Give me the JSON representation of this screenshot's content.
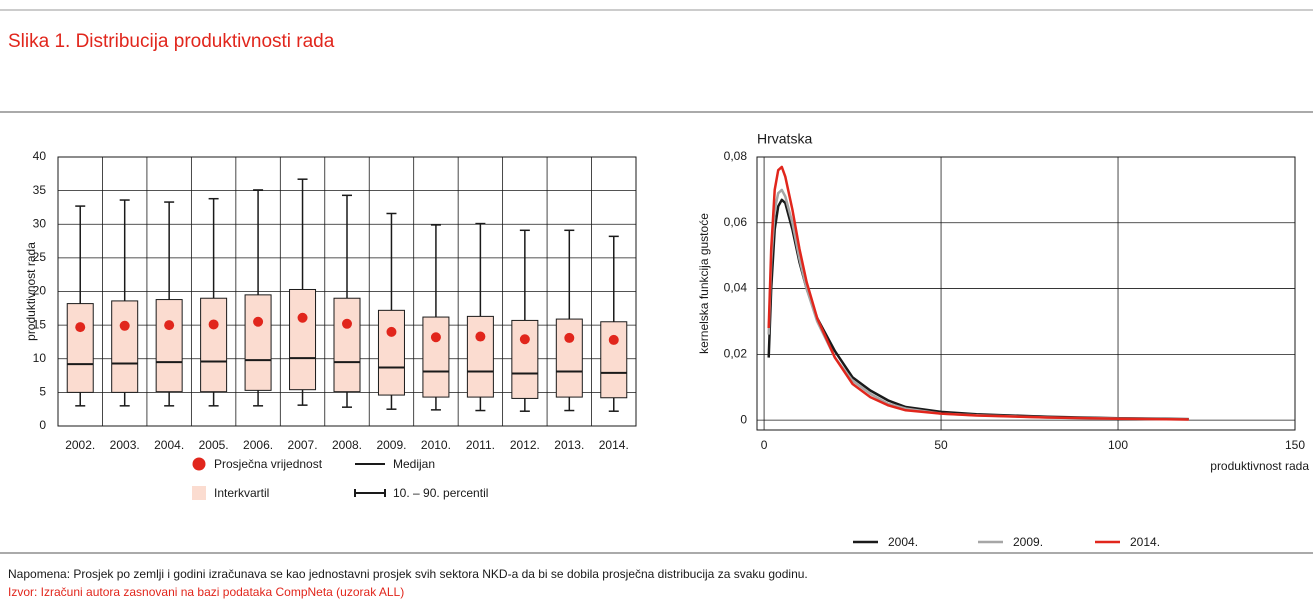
{
  "title": "Slika 1. Distribucija produktivnosti rada",
  "note": "Napomena: Prosjek po zemlji i godini izračunava se kao jednostavni prosjek svih sektora NKD-a da bi se dobila prosječna distribucija za svaku godinu.",
  "source": "Izvor: Izračuni autora zasnovani na bazi podataka CompNeta (uzorak ALL)",
  "chart_data": [
    {
      "type": "box",
      "ylabel": "produktivnost rada",
      "categories": [
        "2002.",
        "2003.",
        "2004.",
        "2005.",
        "2006.",
        "2007.",
        "2008.",
        "2009.",
        "2010.",
        "2011.",
        "2012.",
        "2013.",
        "2014."
      ],
      "ylim": [
        0,
        40
      ],
      "yticks": [
        0,
        5,
        10,
        15,
        20,
        25,
        30,
        35,
        40
      ],
      "grid": true,
      "series": [
        {
          "name": "Prosječna vrijednost",
          "color": "#e1261c",
          "values": [
            14.7,
            14.9,
            15.0,
            15.1,
            15.5,
            16.1,
            15.2,
            14.0,
            13.2,
            13.3,
            12.9,
            13.1,
            12.8
          ]
        },
        {
          "name": "Medijan",
          "color": "#1a1a1a",
          "values": [
            9.2,
            9.3,
            9.5,
            9.6,
            9.8,
            10.1,
            9.5,
            8.7,
            8.1,
            8.1,
            7.8,
            8.1,
            7.9
          ]
        },
        {
          "name": "Interkvartil",
          "color": "#fbdcd0",
          "q1": [
            5.0,
            5.0,
            5.1,
            5.1,
            5.3,
            5.4,
            5.1,
            4.6,
            4.3,
            4.3,
            4.1,
            4.3,
            4.2
          ],
          "q3": [
            18.2,
            18.6,
            18.8,
            19.0,
            19.5,
            20.3,
            19.0,
            17.2,
            16.2,
            16.3,
            15.7,
            15.9,
            15.5
          ]
        },
        {
          "name": "10. – 90. percentil",
          "color": "#1a1a1a",
          "p10": [
            3.0,
            3.0,
            3.0,
            3.0,
            3.0,
            3.1,
            2.8,
            2.5,
            2.4,
            2.3,
            2.2,
            2.3,
            2.2
          ],
          "p90": [
            32.7,
            33.6,
            33.3,
            33.8,
            35.1,
            36.7,
            34.3,
            31.6,
            29.9,
            30.1,
            29.1,
            29.1,
            28.2
          ]
        }
      ]
    },
    {
      "type": "line",
      "title": "Hrvatska",
      "xlabel": "produktivnost rada",
      "ylabel": "kernelska funkcija gustoće",
      "x": [
        1.3,
        2,
        3,
        4,
        5,
        6,
        8,
        10,
        12,
        15,
        20,
        25,
        30,
        35,
        40,
        50,
        60,
        80,
        100,
        120
      ],
      "xlim": [
        -2,
        150
      ],
      "xticks": [
        0,
        50,
        100,
        150
      ],
      "ylim": [
        -0.003,
        0.08
      ],
      "yticks": [
        0,
        {
          "value": 0.02,
          "label": "0,02"
        },
        {
          "value": 0.04,
          "label": "0,04"
        },
        {
          "value": 0.06,
          "label": "0,06"
        },
        {
          "value": 0.08,
          "label": "0,08"
        }
      ],
      "grid": true,
      "series": [
        {
          "name": "2004.",
          "color": "#1a1a1a",
          "values": [
            0.019,
            0.04,
            0.058,
            0.065,
            0.067,
            0.066,
            0.058,
            0.048,
            0.04,
            0.031,
            0.021,
            0.013,
            0.009,
            0.006,
            0.004,
            0.0025,
            0.0018,
            0.001,
            0.0006,
            0.0003
          ]
        },
        {
          "name": "2009.",
          "color": "#a6a6a6",
          "values": [
            0.026,
            0.048,
            0.064,
            0.069,
            0.07,
            0.068,
            0.06,
            0.049,
            0.04,
            0.03,
            0.019,
            0.012,
            0.008,
            0.005,
            0.0035,
            0.002,
            0.0015,
            0.0008,
            0.0005,
            0.0002
          ]
        },
        {
          "name": "2014.",
          "color": "#e1261c",
          "values": [
            0.028,
            0.052,
            0.07,
            0.076,
            0.077,
            0.074,
            0.064,
            0.052,
            0.042,
            0.031,
            0.019,
            0.011,
            0.007,
            0.0045,
            0.003,
            0.002,
            0.0014,
            0.0008,
            0.0004,
            0.0002
          ]
        }
      ]
    }
  ]
}
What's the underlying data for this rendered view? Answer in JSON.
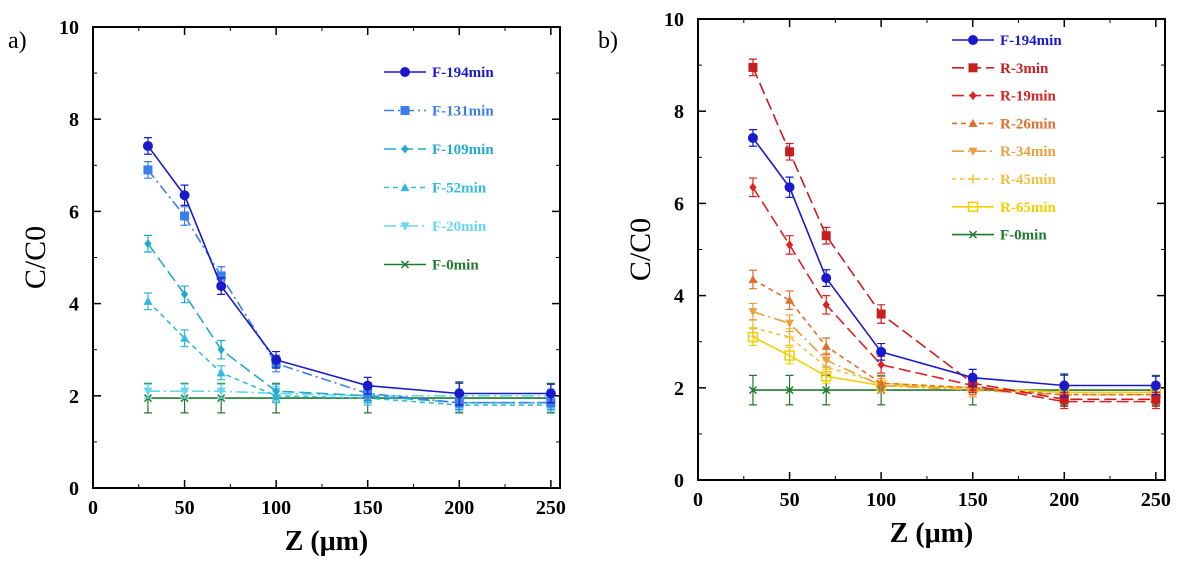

====

* _Challenge_
Return all of the entries word for word, but omit the pictures.

* _Solution to the problem_
Give me the JSON representation of this screenshot's content.
{
  "title": "Slika 1. Distribucija produktivnosti rada",
  "note": "Napomena: Prosjek po zemlji i godini izračunava se kao jednostavni prosjek svih sektora NKD-a da bi se dobila prosječna distribucija za svaku godinu.",
  "source": "Izvor: Izračuni autora zasnovani na bazi podataka CompNeta (uzorak ALL)",
  "chart_data": [
    {
      "type": "box",
      "ylabel": "produktivnost rada",
      "categories": [
        "2002.",
        "2003.",
        "2004.",
        "2005.",
        "2006.",
        "2007.",
        "2008.",
        "2009.",
        "2010.",
        "2011.",
        "2012.",
        "2013.",
        "2014."
      ],
      "ylim": [
        0,
        40
      ],
      "yticks": [
        0,
        5,
        10,
        15,
        20,
        25,
        30,
        35,
        40
      ],
      "grid": true,
      "series": [
        {
          "name": "Prosječna vrijednost",
          "color": "#e1261c",
          "values": [
            14.7,
            14.9,
            15.0,
            15.1,
            15.5,
            16.1,
            15.2,
            14.0,
            13.2,
            13.3,
            12.9,
            13.1,
            12.8
          ]
        },
        {
          "name": "Medijan",
          "color": "#1a1a1a",
          "values": [
            9.2,
            9.3,
            9.5,
            9.6,
            9.8,
            10.1,
            9.5,
            8.7,
            8.1,
            8.1,
            7.8,
            8.1,
            7.9
          ]
        },
        {
          "name": "Interkvartil",
          "color": "#fbdcd0",
          "q1": [
            5.0,
            5.0,
            5.1,
            5.1,
            5.3,
            5.4,
            5.1,
            4.6,
            4.3,
            4.3,
            4.1,
            4.3,
            4.2
          ],
          "q3": [
            18.2,
            18.6,
            18.8,
            19.0,
            19.5,
            20.3,
            19.0,
            17.2,
            16.2,
            16.3,
            15.7,
            15.9,
            15.5
          ]
        },
        {
          "name": "10. – 90. percentil",
          "color": "#1a1a1a",
          "p10": [
            3.0,
            3.0,
            3.0,
            3.0,
            3.0,
            3.1,
            2.8,
            2.5,
            2.4,
            2.3,
            2.2,
            2.3,
            2.2
          ],
          "p90": [
            32.7,
            33.6,
            33.3,
            33.8,
            35.1,
            36.7,
            34.3,
            31.6,
            29.9,
            30.1,
            29.1,
            29.1,
            28.2
          ]
        }
      ]
    },
    {
      "type": "line",
      "title": "Hrvatska",
      "xlabel": "produktivnost rada",
      "ylabel": "kernelska funkcija gustoće",
      "x": [
        1.3,
        2,
        3,
        4,
        5,
        6,
        8,
        10,
        12,
        15,
        20,
        25,
        30,
        35,
        40,
        50,
        60,
        80,
        100,
        120
      ],
      "xlim": [
        -2,
        150
      ],
      "xticks": [
        0,
        50,
        100,
        150
      ],
      "ylim": [
        -0.003,
        0.08
      ],
      "yticks": [
        0,
        {
          "value": 0.02,
          "label": "0,02"
        },
        {
          "value": 0.04,
          "label": "0,04"
        },
        {
          "value": 0.06,
          "label": "0,06"
        },
        {
          "value": 0.08,
          "label": "0,08"
        }
      ],
      "grid": true,
      "series": [
        {
          "name": "2004.",
          "color": "#1a1a1a",
          "values": [
            0.019,
            0.04,
            0.058,
            0.065,
            0.067,
            0.066,
            0.058,
            0.048,
            0.04,
            0.031,
            0.021,
            0.013,
            0.009,
            0.006,
            0.004,
            0.0025,
            0.0018,
            0.001,
            0.0006,
            0.0003
          ]
        },
        {
          "name": "2009.",
          "color": "#a6a6a6",
          "values": [
            0.026,
            0.048,
            0.064,
            0.069,
            0.07,
            0.068,
            0.06,
            0.049,
            0.04,
            0.03,
            0.019,
            0.012,
            0.008,
            0.005,
            0.0035,
            0.002,
            0.0015,
            0.0008,
            0.0005,
            0.0002
          ]
        },
        {
          "name": "2014.",
          "color": "#e1261c",
          "values": [
            0.028,
            0.052,
            0.07,
            0.076,
            0.077,
            0.074,
            0.064,
            0.052,
            0.042,
            0.031,
            0.019,
            0.011,
            0.007,
            0.0045,
            0.003,
            0.002,
            0.0014,
            0.0008,
            0.0004,
            0.0002
          ]
        }
      ]
    }
  ]
}
What's the underlying data for this rendered view? Answer in JSON.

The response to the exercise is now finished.